Çocuklar hisseder, tam olarak adını koyamasa da, an-layamasa da yoğun bir şekilde hissederler. Yaşanan şeyin iyi mi kötü mü olduğunu duyguları ve hisleriyle anlamaya çalışırlar.
Yaşları büyüdükçe etraflarında olan biteni daha çok fark ederler. Anne ve babaları ona nasıl davranıyor, kendi aralarında neler yaşıyorlar, ona belli etmemeye çalışsalar da yaşanan olayların ve duyguların farkına varırlar.
“Çocuklar her şeyi duyar” fakat ifade etmekte zorluk yaşarlar. Yetişkinler bile duygularını dile getirmekte, uygun kelimeler bulup yüreğindekileri söylemekte zorlanırken, küçük yürekler bu konuda daha da zorlanır. Sözle ifade edemediklerini davranışla göstermeye çalışırlar. Daha çok ağlar, daha çok tutturur, hırçınlaşır, altını ıslatmaya, parmak emmeye ya da tırnak yemeye başlarlar. Ders notlarında düşüşler yaşar, ilgisi ve dikkatleri dağılabilir. Bu tip davranış sorunlarıyla yaşadığı sıkıntı ya da kaygıyı çevresindekilere, özellikle de anne babasına ifade etmeye çalışırlar.
Kardeşi olan bir çocuk kardeşini değil anne babasının ilgisini ve zamanını kıskanır. Bunu dile getiremediği için hırçınlaşır, kardeşine zarar vermeye çalışabilir. Anne babası tarafından kardeşini kıskanmakla suçlanır, aslında onun derdi başkadır. Beni de eskisi kadar sevin, bana yine eskisi gibi zaman ayırın, benimle yine oyun oynayın, hemen büyüdüğümü düşünüp fazlasıyla uyarmayın, birden büyümemi beklemeyin demek istemektedir.
Bu sebeple anne babalar özellikle çocuğun davranışlarını doğru okumaya, onun soramadığı soruları davranışlarından anlamaya çalışmalıdır. Sorunlu davranışa odaklanmak yerine arkasındaki mesajı okumalıdırlar. Çocuklar soramadıkları sorularını ve söyleyemediklerini davranışlarıyla, resimleriyle, oyunlarıyla ortaya koyarlar. Resimlerinde aile içinde kendilerini nerede ve nasıl algıladıklarını, oyunlarında çevreleriyle ilişki ve iletişimlerini yansıtırlar. Anne babalar onları sürekli uyarmak ve tehdit etmek yerine anlatmak istediğine ve davranışın altındaki mesaja odaklanmalıdır.
Küçük yaşlarda cevapsız kalan, sorulamayan sorular büyüyünce tekrar tekrar sorulur. Özellikle orta yaşlarda kendinle hesaplaştığın ve çocukluğunu daha çok anımsadığın zamanlarda bu sorular bazen öfkeyle bazen de hüzünle ve acıyla sorulur. Çünkü çocuklukta yaşanan birçok olay ve yaşanmışlığın etkisi bu yaşlarda daha çok farkedilmeye, anlaşılmaya başlar. İnsanın kendisiyle en çok hesaplaştığı, kendini en çok sorguladığı bu dönemde geçmişte anne babayla yaşananlar da önem kazanır.
========================================================================
Belgenin "Çocuklar hisseder, tam" sözcükleriyle başlayan ve "hisleriyle anlamaya çalışırlar." sözcükleri de dahil olmak üzere oraya kadar süren bölümünü birebir kopyalayın.

■ **Öğe kutusu kayıtları**:
========================================================================
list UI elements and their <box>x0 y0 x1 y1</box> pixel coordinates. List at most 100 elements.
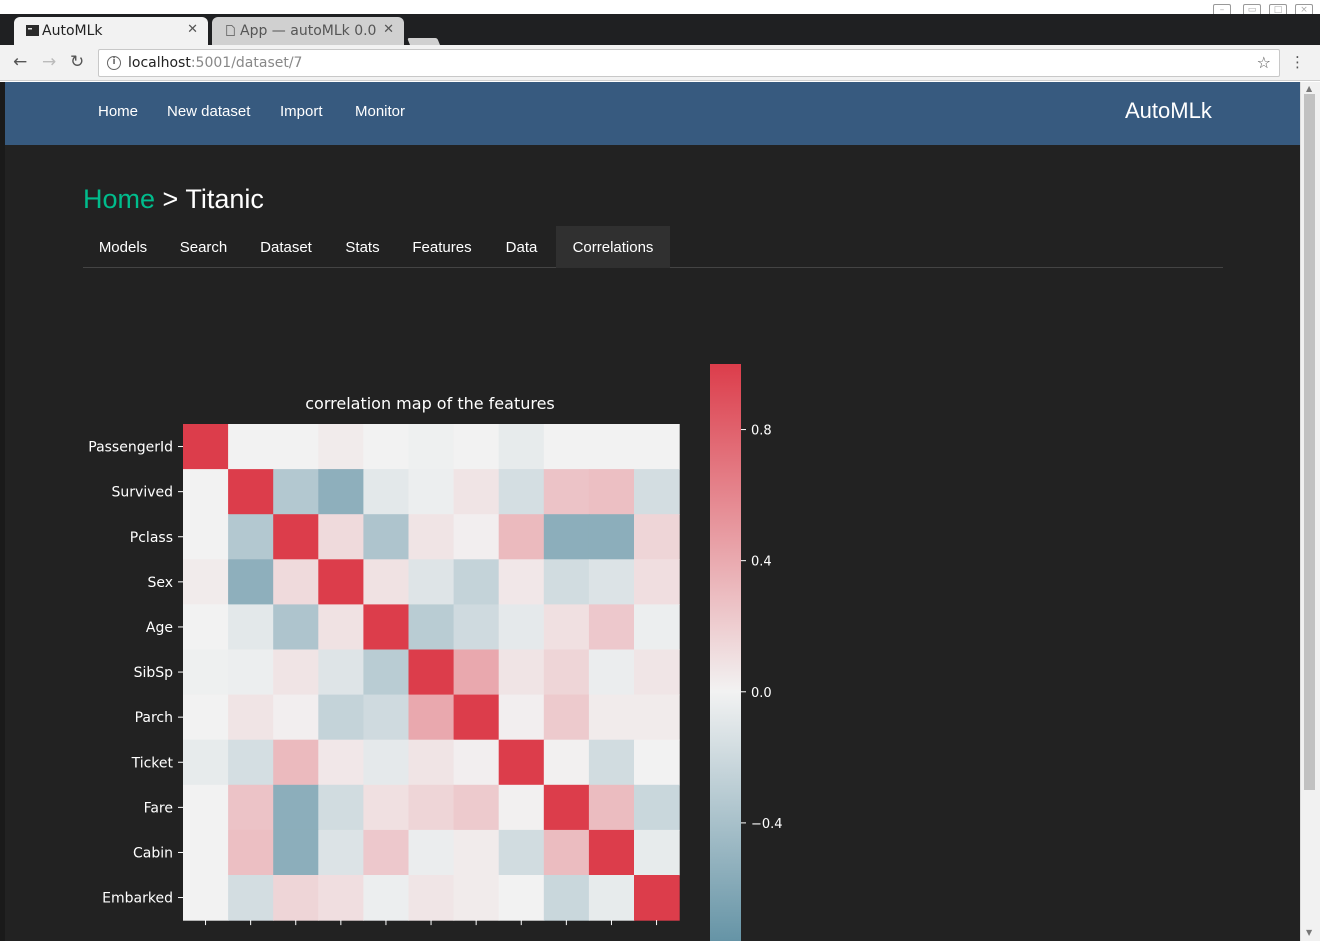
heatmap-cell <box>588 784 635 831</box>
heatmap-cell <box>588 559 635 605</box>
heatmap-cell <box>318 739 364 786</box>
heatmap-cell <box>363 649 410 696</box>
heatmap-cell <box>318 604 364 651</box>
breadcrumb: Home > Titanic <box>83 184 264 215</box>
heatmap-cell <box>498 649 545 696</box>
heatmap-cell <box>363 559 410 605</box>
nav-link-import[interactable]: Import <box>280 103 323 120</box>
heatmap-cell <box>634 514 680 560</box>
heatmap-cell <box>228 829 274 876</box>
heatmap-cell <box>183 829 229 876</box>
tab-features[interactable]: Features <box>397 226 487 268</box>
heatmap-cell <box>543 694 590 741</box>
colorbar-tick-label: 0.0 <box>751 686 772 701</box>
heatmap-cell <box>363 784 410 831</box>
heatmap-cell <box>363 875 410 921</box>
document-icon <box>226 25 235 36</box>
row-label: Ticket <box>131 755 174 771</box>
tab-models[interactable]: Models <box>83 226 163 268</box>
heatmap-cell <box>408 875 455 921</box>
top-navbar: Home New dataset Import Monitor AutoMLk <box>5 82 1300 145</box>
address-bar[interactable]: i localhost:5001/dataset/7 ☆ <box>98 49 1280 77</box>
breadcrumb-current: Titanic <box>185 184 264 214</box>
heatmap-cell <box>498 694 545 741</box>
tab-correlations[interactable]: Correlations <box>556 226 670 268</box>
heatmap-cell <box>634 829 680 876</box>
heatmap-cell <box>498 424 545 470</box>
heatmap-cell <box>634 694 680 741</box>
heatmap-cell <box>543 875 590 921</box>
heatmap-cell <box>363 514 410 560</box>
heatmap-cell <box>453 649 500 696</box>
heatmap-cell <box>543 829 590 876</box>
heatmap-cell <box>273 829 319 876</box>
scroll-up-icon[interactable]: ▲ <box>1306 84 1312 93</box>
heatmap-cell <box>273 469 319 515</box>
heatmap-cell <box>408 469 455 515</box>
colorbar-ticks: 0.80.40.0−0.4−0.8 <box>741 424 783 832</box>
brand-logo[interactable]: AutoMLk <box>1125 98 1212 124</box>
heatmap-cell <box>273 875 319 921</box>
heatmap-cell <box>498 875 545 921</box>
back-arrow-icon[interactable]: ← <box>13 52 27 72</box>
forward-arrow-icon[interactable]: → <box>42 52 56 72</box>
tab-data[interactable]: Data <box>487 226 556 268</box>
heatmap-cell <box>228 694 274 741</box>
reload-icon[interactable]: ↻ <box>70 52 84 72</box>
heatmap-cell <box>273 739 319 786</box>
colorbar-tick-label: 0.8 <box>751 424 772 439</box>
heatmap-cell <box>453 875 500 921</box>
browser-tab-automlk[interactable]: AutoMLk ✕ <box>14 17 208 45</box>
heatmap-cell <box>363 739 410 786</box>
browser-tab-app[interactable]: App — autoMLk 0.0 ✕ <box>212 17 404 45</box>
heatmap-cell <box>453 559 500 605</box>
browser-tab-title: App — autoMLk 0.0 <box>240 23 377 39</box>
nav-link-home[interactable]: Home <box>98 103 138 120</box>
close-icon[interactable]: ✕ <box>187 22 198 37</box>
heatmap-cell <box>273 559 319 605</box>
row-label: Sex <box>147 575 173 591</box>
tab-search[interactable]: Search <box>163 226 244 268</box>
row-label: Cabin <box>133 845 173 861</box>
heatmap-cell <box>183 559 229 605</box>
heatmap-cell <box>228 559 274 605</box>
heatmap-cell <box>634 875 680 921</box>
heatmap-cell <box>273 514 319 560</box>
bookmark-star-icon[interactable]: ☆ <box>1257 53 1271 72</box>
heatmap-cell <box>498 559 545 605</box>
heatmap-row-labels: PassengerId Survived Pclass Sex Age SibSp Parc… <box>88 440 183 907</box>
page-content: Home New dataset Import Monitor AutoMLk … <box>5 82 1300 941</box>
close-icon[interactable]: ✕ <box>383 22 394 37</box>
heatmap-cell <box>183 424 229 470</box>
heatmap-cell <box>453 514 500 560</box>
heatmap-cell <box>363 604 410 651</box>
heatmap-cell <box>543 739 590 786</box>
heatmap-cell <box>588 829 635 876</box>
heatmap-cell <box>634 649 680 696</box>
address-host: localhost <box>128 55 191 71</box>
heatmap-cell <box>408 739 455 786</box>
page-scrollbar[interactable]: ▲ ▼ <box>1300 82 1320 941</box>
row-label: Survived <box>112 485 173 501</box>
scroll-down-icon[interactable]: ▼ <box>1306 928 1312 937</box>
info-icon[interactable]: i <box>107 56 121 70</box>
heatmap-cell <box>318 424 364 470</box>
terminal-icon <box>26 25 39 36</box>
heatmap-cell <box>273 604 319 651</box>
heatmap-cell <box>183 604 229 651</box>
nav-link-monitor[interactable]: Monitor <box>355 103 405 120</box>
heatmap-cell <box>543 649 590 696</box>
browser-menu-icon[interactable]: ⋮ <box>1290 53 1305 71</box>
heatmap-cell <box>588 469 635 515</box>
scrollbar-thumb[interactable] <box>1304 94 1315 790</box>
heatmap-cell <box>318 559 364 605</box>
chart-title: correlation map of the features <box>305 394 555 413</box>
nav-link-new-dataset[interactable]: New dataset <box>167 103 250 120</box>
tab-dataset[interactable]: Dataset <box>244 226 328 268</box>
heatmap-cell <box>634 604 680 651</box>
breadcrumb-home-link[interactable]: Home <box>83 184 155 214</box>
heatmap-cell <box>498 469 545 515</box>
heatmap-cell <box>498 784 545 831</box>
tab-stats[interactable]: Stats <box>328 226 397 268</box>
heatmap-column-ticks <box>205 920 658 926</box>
========================================================================
■ **Yanıt Aşağıda**:
Çocuklar hisseder, tam olarak adını koyamasa da, an-layamasa da yoğun bir şekilde hissederler. Yaşanan şeyin iyi mi kötü mü olduğunu duyguları ve hisleriyle anlamaya çalışırlar.